## What the task asks
State the number of lines below in which the word "over" appears. Nothing else belongs in the answer.

/---

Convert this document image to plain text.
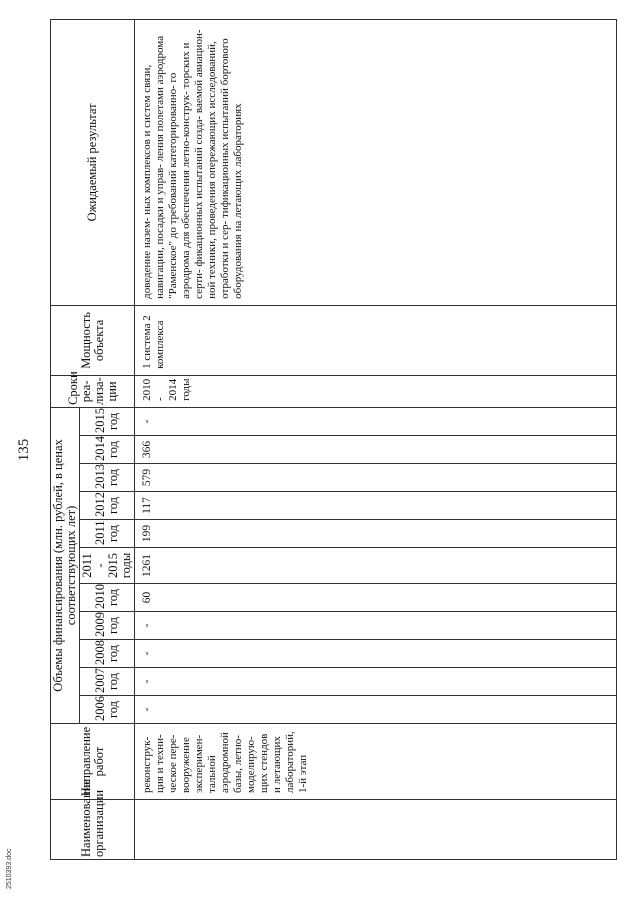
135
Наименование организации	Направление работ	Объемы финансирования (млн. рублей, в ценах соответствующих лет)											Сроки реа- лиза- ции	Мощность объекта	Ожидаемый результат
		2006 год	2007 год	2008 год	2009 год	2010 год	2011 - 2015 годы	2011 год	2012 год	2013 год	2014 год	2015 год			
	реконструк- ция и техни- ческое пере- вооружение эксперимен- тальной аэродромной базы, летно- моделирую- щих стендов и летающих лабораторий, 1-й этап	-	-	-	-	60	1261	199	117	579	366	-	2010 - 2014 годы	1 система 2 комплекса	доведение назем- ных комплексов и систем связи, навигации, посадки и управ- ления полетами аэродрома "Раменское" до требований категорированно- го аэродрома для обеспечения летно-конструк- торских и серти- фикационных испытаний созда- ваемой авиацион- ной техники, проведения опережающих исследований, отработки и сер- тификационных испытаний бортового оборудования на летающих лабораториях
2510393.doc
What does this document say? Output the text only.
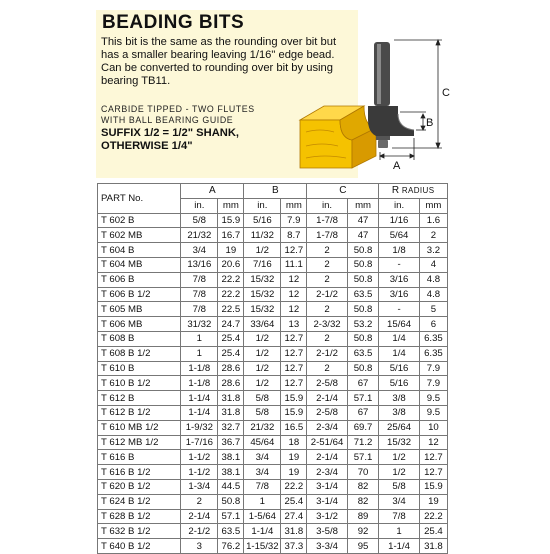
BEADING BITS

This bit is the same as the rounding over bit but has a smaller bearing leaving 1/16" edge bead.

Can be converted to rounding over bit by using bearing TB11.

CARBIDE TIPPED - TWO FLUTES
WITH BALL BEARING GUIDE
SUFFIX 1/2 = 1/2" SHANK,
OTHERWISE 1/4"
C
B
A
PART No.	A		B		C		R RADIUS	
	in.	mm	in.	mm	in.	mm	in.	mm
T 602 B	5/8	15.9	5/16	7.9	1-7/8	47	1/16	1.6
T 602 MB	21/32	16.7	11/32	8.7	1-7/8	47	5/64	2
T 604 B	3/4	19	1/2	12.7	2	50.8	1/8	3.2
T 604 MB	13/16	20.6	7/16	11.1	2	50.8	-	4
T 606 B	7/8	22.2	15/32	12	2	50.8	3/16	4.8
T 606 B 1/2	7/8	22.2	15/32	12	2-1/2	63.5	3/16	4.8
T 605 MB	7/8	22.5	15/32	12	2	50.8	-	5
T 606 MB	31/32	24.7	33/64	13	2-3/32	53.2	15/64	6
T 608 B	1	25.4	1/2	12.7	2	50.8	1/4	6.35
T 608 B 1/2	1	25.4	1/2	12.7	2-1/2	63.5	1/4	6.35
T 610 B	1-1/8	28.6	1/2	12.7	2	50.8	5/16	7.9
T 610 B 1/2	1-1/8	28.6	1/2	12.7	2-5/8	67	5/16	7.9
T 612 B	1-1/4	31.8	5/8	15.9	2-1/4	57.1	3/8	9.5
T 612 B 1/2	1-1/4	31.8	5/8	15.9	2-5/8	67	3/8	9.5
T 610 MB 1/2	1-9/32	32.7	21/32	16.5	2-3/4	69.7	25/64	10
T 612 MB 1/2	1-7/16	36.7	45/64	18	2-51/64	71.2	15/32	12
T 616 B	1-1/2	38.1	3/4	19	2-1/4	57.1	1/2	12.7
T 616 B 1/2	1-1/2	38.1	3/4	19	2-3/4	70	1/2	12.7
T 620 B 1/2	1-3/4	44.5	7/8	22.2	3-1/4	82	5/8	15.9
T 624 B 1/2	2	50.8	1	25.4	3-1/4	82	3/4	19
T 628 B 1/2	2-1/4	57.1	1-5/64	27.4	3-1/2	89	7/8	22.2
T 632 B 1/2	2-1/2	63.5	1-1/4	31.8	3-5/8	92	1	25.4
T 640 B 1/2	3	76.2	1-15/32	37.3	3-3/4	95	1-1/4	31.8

\---

## Response
2